TASK TO CARRY OUT: Where a line holds the word "JSON", copy that line.

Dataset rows

• • • • • • •

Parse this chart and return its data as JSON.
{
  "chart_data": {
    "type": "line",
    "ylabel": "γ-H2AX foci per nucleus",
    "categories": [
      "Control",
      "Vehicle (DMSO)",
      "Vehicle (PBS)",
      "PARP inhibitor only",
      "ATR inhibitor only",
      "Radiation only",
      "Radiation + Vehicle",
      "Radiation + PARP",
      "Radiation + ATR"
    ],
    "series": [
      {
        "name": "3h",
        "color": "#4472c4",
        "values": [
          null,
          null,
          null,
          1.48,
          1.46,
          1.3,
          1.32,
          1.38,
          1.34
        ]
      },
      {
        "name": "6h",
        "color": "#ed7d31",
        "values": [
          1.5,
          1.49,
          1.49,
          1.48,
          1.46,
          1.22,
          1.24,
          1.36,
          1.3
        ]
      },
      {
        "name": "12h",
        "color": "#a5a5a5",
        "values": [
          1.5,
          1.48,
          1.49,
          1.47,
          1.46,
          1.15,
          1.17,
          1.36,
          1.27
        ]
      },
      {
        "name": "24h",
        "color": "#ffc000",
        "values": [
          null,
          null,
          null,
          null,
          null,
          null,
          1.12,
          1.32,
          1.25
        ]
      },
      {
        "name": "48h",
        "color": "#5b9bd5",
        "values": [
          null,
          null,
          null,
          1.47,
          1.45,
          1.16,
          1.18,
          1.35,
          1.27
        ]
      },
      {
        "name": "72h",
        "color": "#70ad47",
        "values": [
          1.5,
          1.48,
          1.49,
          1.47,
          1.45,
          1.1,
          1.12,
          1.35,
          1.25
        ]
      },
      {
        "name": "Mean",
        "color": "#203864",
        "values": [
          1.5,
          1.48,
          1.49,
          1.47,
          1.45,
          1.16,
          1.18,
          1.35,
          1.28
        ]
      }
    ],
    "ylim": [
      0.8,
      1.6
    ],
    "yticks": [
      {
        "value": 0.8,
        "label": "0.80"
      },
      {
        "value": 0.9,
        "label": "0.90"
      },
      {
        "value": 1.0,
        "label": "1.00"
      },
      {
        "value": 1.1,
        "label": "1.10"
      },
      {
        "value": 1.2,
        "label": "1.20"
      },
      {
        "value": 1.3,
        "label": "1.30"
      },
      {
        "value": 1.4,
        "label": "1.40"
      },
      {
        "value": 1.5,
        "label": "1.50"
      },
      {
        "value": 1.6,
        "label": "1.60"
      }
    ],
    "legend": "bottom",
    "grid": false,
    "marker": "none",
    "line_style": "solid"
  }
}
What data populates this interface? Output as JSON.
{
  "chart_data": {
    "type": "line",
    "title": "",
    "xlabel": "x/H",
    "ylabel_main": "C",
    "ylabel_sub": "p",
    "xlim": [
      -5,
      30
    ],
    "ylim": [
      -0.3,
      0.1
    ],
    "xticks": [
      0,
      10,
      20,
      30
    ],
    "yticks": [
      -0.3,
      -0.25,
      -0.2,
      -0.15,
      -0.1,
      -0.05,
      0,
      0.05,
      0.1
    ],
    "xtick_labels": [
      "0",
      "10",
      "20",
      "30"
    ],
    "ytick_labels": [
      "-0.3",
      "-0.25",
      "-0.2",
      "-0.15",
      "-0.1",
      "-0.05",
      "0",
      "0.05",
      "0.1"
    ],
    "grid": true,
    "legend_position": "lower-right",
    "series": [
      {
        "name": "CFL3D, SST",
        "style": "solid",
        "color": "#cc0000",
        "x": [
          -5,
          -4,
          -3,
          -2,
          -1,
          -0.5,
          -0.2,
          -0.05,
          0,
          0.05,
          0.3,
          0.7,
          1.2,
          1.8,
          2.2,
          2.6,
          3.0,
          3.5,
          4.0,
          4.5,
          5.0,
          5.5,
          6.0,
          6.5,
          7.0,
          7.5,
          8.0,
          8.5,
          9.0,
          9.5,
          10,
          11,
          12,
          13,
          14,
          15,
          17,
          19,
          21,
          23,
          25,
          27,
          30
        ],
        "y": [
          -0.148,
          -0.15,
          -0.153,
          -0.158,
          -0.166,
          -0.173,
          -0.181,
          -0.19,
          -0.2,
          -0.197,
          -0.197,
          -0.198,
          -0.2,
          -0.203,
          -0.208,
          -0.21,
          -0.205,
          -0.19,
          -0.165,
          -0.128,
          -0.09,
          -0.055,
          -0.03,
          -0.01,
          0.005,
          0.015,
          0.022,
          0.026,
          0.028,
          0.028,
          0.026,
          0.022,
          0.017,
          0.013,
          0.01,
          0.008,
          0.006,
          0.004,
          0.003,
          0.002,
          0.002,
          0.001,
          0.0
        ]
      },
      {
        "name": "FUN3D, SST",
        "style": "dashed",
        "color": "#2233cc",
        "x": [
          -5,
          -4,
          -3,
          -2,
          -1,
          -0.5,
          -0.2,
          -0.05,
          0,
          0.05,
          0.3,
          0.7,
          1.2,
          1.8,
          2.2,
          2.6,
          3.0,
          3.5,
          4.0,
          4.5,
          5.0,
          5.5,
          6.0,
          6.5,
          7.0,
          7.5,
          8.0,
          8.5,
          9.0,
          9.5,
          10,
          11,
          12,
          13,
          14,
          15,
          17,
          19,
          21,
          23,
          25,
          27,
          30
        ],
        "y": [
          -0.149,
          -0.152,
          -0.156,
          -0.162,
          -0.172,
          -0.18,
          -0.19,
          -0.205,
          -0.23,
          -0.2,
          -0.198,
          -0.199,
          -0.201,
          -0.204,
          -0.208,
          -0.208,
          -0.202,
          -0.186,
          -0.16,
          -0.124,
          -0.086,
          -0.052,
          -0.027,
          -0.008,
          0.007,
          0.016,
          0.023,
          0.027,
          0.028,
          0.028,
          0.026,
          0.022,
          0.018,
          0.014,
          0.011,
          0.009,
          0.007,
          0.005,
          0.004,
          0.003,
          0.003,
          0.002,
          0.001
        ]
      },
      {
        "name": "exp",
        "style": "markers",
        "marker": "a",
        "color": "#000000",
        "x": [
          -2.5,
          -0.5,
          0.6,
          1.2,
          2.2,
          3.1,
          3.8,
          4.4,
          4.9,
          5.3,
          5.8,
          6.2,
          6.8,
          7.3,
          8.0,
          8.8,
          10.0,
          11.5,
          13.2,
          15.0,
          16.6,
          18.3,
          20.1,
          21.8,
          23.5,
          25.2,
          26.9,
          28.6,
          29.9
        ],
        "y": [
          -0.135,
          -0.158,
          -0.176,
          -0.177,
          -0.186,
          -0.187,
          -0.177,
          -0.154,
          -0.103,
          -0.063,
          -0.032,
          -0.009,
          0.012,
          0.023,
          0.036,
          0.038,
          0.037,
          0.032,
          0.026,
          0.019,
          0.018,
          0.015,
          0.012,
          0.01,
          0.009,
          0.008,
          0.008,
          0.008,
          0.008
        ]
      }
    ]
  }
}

• • • • • • •

ANSWER IN FULL:
Parse this chart and return its data as JSON.
What data populates this interface? Output as JSON.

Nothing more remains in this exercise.